§ Records from a data collection:
==================================================

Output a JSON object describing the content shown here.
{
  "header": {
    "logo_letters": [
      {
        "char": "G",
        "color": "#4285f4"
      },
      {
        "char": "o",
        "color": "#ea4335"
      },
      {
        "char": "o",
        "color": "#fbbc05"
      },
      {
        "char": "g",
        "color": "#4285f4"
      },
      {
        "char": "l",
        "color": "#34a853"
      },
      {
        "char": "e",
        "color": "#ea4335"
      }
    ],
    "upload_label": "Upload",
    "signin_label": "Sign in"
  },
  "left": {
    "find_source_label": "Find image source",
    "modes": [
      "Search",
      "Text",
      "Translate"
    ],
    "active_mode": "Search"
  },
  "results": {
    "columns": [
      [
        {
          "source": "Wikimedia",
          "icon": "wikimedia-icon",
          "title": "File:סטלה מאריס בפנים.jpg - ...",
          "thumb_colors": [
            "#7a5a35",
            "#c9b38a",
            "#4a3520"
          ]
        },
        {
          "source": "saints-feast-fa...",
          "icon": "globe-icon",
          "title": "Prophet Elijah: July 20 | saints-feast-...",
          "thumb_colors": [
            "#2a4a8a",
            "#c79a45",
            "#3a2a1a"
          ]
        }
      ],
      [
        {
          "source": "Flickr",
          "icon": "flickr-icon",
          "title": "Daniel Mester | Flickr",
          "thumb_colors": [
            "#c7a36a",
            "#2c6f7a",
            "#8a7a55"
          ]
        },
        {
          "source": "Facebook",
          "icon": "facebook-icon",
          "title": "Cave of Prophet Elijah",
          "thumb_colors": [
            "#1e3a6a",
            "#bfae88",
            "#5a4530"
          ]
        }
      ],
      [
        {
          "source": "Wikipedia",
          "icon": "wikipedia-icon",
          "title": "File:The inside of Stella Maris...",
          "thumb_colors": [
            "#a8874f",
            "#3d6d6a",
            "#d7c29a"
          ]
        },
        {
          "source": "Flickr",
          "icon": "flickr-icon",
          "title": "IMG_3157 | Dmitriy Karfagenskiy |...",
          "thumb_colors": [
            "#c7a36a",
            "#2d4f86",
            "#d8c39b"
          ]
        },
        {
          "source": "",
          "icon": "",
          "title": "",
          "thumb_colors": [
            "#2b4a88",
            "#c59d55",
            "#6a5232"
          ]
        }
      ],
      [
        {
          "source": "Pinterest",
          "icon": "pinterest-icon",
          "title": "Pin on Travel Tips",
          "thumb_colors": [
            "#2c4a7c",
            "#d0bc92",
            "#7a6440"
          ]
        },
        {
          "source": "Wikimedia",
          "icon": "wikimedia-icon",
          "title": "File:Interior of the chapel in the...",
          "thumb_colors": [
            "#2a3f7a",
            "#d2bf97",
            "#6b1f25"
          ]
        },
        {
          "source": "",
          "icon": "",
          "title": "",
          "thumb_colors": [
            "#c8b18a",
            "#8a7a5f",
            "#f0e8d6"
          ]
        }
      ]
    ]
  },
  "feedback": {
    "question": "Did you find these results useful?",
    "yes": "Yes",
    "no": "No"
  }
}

==================================================

§ What to do:
In the entries above, how many lines hold the word "source"? State the number and nothing else.

§ Task response:
11